• _Exercise description_: Extract all lines containing "location".

┌─ Data shown

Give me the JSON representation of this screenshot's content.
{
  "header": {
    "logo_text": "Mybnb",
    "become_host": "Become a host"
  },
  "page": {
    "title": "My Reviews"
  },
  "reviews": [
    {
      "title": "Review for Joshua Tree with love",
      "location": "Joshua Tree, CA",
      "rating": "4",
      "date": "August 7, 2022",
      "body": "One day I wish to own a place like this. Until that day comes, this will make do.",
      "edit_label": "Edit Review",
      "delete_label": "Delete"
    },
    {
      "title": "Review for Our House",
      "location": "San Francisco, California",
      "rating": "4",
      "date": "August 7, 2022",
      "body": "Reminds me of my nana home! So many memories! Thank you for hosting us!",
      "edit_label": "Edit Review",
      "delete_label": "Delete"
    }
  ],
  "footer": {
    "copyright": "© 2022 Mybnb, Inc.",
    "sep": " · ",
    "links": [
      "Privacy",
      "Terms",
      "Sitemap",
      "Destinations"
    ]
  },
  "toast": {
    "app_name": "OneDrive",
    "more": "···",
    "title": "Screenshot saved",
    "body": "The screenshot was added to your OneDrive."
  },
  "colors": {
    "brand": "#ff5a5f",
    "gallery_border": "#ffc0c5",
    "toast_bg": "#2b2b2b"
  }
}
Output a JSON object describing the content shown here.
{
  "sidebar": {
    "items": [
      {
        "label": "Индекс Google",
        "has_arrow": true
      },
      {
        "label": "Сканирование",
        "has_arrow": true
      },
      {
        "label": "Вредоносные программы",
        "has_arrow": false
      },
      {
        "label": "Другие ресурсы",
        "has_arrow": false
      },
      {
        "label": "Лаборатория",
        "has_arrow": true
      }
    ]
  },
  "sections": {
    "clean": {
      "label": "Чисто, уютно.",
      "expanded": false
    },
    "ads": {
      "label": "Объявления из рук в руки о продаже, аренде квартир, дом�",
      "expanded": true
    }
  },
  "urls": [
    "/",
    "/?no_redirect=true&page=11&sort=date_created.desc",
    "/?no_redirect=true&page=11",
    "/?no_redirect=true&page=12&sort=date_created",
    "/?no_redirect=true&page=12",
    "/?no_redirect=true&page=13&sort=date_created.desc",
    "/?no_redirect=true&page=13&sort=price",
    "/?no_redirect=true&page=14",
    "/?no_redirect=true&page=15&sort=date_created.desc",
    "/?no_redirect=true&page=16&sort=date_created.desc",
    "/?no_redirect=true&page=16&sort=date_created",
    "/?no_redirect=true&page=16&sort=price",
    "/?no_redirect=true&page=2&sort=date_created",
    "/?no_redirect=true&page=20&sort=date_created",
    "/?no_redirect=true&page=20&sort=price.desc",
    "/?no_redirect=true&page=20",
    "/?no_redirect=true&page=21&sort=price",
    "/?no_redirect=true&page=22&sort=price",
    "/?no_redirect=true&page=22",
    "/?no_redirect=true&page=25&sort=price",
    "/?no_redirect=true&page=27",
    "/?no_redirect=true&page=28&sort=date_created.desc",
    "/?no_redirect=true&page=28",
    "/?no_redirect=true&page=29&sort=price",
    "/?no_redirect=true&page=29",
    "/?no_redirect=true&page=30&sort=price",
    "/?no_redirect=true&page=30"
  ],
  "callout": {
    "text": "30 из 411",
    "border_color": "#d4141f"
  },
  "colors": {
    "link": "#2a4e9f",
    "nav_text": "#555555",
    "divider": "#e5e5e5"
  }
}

└─

• _Output_:
      "location": "Joshua Tree, CA",
      "location": "San Francisco, California",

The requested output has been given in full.